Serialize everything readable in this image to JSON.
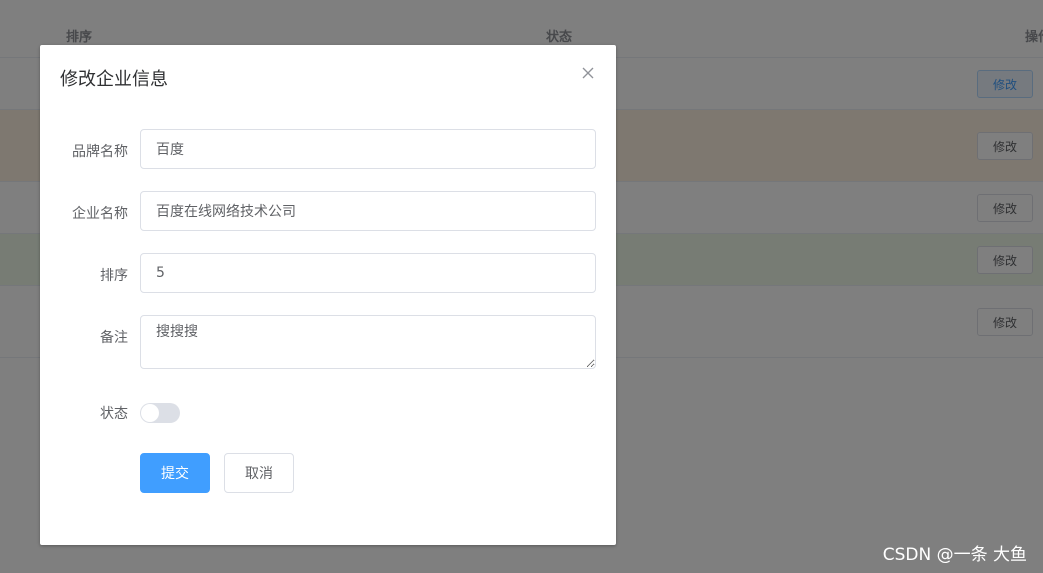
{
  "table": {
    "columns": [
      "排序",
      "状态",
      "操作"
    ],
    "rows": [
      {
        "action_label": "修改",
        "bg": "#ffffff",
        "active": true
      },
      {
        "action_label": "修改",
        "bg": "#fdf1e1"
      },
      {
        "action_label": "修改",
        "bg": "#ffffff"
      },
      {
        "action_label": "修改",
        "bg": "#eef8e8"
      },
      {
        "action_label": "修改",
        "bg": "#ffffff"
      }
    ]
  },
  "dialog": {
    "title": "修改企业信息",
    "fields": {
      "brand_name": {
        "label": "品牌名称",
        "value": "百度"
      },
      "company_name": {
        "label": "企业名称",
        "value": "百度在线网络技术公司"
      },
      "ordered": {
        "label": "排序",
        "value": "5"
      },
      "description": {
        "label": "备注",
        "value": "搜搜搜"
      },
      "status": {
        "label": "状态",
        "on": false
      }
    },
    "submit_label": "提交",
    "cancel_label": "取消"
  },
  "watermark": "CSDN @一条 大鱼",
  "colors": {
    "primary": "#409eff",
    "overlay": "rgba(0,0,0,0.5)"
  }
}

-*-*-

→ What you need to do
Return the listing above in full and without alteration, excluding its pictures.

→ Result for this exercise
Serialize everything readable in this image to JSON.
{
  "table": {
    "columns": [
      "排序",
      "状态",
      "操作"
    ],
    "rows": [
      {
        "action_label": "修改",
        "bg": "#ffffff",
        "active": true
      },
      {
        "action_label": "修改",
        "bg": "#fdf1e1"
      },
      {
        "action_label": "修改",
        "bg": "#ffffff"
      },
      {
        "action_label": "修改",
        "bg": "#eef8e8"
      },
      {
        "action_label": "修改",
        "bg": "#ffffff"
      }
    ]
  },
  "dialog": {
    "title": "修改企业信息",
    "fields": {
      "brand_name": {
        "label": "品牌名称",
        "value": "百度"
      },
      "company_name": {
        "label": "企业名称",
        "value": "百度在线网络技术公司"
      },
      "ordered": {
        "label": "排序",
        "value": "5"
      },
      "description": {
        "label": "备注",
        "value": "搜搜搜"
      },
      "status": {
        "label": "状态",
        "on": false
      }
    },
    "submit_label": "提交",
    "cancel_label": "取消"
  },
  "watermark": "CSDN @一条 大鱼",
  "colors": {
    "primary": "#409eff",
    "overlay": "rgba(0,0,0,0.5)"
  }
}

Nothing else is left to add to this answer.